__Written instruction__: Transcribe each record exactly. Include every one.

* start *

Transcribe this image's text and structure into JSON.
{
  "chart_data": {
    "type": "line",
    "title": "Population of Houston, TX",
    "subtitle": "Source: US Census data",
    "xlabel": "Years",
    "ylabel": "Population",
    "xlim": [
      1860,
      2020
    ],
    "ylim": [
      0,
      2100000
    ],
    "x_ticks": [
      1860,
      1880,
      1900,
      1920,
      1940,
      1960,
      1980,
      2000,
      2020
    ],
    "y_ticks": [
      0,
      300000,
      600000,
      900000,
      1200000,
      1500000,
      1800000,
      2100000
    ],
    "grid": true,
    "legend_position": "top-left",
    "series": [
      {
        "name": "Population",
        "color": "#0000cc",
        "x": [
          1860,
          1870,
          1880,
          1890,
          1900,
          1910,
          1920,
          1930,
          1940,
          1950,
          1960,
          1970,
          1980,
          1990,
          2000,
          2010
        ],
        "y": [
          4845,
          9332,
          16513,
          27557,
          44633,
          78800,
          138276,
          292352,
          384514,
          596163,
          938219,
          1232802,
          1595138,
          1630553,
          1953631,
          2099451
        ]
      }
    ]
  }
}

* end *

__Exercise response__:
Transcribe this image's text and structure into JSON.
{
  "chart_data": {
    "type": "line",
    "title": "Population of Houston, TX",
    "subtitle": "Source: US Census data",
    "xlabel": "Years",
    "ylabel": "Population",
    "xlim": [
      1860,
      2020
    ],
    "ylim": [
      0,
      2100000
    ],
    "x_ticks": [
      1860,
      1880,
      1900,
      1920,
      1940,
      1960,
      1980,
      2000,
      2020
    ],
    "y_ticks": [
      0,
      300000,
      600000,
      900000,
      1200000,
      1500000,
      1800000,
      2100000
    ],
    "grid": true,
    "legend_position": "top-left",
    "series": [
      {
        "name": "Population",
        "color": "#0000cc",
        "x": [
          1860,
          1870,
          1880,
          1890,
          1900,
          1910,
          1920,
          1930,
          1940,
          1950,
          1960,
          1970,
          1980,
          1990,
          2000,
          2010
        ],
        "y": [
          4845,
          9332,
          16513,
          27557,
          44633,
          78800,
          138276,
          292352,
          384514,
          596163,
          938219,
          1232802,
          1595138,
          1630553,
          1953631,
          2099451
        ]
      }
    ]
  }
}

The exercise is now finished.